**JOB:**
Reproduce each line that includes the word "this".

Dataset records
================
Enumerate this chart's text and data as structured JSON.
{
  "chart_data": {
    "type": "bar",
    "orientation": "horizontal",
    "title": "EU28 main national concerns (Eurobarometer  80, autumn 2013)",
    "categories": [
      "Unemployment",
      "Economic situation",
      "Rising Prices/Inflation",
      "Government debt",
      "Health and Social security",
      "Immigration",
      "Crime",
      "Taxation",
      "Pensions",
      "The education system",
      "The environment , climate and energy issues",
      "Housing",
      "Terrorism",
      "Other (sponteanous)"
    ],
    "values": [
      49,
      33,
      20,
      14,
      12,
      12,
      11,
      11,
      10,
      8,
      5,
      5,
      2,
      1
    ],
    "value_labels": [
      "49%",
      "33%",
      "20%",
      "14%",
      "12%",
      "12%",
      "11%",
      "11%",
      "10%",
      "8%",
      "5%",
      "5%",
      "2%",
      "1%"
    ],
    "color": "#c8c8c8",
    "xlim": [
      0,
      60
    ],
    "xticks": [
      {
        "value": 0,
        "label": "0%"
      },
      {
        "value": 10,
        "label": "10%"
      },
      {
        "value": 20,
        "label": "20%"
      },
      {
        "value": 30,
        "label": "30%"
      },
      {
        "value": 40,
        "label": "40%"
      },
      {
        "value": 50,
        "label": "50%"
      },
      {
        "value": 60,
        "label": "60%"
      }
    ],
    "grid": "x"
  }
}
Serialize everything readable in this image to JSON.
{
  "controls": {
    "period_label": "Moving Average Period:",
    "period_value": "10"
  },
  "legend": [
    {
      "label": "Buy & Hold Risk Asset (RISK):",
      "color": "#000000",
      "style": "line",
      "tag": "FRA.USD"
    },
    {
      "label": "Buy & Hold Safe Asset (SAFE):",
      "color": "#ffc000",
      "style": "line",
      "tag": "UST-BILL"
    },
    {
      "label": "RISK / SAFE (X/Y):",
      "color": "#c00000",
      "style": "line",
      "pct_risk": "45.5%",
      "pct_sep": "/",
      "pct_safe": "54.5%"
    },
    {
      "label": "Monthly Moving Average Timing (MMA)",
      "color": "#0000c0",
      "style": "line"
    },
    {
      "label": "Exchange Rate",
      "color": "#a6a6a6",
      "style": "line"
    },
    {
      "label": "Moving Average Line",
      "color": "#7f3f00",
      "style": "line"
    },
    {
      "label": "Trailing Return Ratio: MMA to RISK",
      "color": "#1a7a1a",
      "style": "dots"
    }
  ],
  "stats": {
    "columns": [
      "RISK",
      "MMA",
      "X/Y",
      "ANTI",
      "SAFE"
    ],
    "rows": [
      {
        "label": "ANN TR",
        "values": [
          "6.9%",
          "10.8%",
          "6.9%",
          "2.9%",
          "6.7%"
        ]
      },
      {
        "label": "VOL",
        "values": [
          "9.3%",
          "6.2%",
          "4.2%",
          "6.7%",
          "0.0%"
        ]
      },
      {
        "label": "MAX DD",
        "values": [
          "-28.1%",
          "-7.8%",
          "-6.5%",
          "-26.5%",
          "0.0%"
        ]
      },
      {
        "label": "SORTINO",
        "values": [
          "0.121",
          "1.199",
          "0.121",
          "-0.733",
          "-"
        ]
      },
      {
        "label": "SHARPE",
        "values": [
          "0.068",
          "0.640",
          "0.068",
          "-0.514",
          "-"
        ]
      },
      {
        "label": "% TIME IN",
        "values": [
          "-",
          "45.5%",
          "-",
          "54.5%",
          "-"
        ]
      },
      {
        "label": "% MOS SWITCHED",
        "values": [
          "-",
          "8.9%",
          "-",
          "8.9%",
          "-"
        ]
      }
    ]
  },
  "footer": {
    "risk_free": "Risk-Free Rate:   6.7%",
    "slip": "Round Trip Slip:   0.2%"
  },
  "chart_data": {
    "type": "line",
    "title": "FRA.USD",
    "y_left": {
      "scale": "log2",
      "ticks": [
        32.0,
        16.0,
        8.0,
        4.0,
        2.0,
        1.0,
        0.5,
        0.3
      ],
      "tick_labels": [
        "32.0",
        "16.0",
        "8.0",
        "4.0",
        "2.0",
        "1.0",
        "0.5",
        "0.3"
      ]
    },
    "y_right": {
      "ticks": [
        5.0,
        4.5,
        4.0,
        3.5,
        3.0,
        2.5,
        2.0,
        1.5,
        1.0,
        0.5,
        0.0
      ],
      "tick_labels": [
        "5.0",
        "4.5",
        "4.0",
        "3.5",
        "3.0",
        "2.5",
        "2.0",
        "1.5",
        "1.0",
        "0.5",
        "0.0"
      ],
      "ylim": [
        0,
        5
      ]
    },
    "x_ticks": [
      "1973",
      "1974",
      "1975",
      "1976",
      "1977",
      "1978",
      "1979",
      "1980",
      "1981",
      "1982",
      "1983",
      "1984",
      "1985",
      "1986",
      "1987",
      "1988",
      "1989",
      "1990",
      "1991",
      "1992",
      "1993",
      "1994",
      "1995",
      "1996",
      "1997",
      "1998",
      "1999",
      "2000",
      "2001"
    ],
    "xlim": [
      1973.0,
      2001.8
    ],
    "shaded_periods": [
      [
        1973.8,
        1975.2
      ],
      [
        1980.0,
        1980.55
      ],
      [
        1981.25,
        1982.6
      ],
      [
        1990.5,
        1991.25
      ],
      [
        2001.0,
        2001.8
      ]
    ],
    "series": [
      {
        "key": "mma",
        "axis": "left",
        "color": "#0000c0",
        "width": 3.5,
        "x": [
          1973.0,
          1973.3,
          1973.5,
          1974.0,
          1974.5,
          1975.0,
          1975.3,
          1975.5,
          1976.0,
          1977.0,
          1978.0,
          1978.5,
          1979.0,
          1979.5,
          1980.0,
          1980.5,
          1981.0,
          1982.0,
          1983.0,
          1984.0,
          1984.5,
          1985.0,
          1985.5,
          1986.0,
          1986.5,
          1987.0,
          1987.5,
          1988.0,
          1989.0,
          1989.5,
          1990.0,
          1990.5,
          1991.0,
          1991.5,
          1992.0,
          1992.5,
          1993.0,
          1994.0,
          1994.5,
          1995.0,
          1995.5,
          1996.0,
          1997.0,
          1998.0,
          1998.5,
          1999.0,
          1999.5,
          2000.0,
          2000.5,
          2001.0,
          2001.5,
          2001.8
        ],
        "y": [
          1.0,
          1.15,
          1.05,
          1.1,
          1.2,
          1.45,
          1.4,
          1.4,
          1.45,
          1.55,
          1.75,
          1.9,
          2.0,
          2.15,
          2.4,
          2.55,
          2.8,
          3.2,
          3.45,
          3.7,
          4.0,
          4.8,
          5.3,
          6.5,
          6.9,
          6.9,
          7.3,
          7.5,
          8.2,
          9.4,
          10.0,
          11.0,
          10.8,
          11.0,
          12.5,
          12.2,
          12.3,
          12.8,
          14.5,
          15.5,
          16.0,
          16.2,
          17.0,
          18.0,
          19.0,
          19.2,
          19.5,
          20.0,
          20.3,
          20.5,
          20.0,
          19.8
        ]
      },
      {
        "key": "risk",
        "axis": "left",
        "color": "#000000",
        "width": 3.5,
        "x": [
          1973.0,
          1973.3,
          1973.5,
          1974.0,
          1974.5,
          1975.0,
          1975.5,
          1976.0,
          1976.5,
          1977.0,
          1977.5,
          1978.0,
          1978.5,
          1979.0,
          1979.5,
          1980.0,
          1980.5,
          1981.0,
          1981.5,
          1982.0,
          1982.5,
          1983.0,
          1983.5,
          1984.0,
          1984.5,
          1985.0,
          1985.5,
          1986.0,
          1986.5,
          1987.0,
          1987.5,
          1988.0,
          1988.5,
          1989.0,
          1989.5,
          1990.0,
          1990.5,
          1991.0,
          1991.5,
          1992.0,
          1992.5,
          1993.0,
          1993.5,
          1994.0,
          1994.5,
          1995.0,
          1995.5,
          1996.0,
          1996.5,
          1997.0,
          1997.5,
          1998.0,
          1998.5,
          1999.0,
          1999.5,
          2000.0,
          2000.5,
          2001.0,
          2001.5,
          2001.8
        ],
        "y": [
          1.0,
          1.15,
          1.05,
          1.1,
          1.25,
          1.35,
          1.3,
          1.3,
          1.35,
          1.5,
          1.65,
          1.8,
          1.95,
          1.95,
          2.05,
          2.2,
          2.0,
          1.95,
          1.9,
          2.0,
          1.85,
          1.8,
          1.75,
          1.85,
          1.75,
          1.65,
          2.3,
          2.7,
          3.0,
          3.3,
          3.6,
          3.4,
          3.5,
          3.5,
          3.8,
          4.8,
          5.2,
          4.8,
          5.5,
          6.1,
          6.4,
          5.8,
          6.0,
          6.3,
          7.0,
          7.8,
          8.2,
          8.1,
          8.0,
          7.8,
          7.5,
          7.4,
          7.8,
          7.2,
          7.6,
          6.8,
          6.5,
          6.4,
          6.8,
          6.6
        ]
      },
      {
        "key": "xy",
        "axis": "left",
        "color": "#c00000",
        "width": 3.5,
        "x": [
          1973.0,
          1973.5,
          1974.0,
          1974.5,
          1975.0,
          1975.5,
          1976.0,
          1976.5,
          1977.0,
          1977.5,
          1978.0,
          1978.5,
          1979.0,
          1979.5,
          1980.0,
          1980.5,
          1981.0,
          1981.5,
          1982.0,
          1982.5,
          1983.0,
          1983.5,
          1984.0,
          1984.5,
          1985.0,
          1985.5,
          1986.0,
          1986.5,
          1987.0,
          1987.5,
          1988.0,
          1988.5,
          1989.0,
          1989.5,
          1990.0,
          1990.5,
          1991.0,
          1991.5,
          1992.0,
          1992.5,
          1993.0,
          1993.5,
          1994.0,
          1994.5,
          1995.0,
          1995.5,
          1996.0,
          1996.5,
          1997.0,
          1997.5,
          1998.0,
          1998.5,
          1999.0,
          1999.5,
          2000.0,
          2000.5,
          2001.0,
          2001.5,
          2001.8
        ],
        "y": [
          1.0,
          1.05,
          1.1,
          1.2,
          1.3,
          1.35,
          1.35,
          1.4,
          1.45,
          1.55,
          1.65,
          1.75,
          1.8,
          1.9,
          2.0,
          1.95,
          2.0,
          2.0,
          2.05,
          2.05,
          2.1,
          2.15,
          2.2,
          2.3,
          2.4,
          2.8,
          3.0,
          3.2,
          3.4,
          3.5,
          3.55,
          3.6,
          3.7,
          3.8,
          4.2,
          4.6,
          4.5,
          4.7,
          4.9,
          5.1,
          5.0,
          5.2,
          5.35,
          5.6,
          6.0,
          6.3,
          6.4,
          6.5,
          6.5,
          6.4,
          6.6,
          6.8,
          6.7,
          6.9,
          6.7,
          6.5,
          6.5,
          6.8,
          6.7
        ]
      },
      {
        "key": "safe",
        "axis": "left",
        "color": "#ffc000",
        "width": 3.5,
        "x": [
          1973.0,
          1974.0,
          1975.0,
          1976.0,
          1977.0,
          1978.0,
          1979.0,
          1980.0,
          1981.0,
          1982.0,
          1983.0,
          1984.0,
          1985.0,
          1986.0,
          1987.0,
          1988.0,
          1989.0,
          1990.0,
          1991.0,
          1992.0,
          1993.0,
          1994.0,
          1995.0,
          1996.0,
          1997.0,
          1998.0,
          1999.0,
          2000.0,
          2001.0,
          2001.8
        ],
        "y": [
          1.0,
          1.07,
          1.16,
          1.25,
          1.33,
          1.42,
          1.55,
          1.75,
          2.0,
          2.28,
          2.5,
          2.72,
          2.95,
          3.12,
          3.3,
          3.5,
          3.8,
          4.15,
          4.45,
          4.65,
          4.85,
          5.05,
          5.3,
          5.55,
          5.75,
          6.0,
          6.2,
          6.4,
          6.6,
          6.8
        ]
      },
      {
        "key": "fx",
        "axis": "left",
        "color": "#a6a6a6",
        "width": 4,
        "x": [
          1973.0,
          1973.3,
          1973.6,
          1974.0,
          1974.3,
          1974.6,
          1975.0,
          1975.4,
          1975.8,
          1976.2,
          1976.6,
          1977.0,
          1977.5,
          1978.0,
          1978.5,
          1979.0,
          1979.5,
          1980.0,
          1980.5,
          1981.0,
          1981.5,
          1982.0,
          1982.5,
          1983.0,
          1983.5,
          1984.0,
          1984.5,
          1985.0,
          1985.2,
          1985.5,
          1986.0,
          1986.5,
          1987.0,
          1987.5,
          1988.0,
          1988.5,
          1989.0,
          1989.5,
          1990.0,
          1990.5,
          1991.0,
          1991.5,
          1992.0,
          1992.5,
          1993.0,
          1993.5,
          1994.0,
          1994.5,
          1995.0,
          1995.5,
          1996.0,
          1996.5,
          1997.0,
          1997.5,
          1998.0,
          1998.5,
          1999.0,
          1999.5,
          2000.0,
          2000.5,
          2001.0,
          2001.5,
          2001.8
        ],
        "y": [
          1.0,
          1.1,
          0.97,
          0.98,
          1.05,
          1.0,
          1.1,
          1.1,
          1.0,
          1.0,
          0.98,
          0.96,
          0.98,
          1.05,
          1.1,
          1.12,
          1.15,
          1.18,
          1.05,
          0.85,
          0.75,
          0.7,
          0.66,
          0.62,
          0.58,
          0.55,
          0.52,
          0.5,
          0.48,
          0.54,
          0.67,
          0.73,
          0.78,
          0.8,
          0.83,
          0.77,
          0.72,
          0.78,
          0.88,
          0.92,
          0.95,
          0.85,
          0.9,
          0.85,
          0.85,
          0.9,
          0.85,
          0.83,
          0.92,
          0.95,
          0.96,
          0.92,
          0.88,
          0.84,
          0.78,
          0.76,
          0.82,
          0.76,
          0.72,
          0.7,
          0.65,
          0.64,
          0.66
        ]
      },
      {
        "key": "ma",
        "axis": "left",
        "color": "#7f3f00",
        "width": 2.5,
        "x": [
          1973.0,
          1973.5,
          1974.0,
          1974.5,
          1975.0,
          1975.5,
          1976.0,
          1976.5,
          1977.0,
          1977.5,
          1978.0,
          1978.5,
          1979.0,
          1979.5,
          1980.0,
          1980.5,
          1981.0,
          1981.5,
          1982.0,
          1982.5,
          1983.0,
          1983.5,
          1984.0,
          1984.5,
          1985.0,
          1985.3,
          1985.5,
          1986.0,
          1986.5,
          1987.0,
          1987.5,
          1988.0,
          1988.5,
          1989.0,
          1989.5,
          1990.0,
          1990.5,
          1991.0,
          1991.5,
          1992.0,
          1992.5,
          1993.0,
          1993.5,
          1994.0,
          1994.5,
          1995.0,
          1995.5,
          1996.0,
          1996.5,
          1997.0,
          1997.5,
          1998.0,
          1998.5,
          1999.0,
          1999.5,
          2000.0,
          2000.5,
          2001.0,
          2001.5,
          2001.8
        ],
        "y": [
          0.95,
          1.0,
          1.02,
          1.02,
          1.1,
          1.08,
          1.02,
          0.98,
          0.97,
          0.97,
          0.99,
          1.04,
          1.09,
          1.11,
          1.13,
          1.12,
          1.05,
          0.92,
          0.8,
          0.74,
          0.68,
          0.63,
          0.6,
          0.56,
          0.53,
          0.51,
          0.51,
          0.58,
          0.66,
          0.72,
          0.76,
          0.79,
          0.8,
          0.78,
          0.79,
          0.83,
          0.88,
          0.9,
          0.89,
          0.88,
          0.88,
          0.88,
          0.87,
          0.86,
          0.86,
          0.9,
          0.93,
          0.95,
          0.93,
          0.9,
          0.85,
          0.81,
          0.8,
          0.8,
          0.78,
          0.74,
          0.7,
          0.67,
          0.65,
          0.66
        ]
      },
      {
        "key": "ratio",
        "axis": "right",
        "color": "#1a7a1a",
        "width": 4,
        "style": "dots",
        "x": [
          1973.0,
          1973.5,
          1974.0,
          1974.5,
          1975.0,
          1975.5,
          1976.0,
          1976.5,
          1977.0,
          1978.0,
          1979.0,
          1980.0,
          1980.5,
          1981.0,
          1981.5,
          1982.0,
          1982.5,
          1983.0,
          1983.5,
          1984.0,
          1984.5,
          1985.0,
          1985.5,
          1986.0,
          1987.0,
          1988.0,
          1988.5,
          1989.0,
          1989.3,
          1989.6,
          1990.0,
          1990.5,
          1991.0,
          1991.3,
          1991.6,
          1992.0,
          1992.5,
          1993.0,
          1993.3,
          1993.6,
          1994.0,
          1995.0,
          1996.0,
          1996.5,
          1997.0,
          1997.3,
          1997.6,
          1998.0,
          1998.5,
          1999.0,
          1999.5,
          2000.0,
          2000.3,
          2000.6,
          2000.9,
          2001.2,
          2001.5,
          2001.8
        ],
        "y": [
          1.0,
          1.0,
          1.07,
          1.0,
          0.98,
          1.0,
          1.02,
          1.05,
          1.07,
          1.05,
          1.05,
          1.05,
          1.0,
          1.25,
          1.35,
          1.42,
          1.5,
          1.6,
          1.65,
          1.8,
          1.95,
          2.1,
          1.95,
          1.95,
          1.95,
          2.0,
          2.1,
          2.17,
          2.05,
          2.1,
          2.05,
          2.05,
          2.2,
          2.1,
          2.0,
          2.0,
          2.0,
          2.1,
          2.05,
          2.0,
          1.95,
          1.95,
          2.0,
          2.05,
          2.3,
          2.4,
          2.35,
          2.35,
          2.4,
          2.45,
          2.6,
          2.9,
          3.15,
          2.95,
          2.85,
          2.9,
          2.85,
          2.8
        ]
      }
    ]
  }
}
================
**COMPLETE RESPONSE:**
Enumerate this chart's text and data as structured JSON.
Serialize everything readable in this image to JSON.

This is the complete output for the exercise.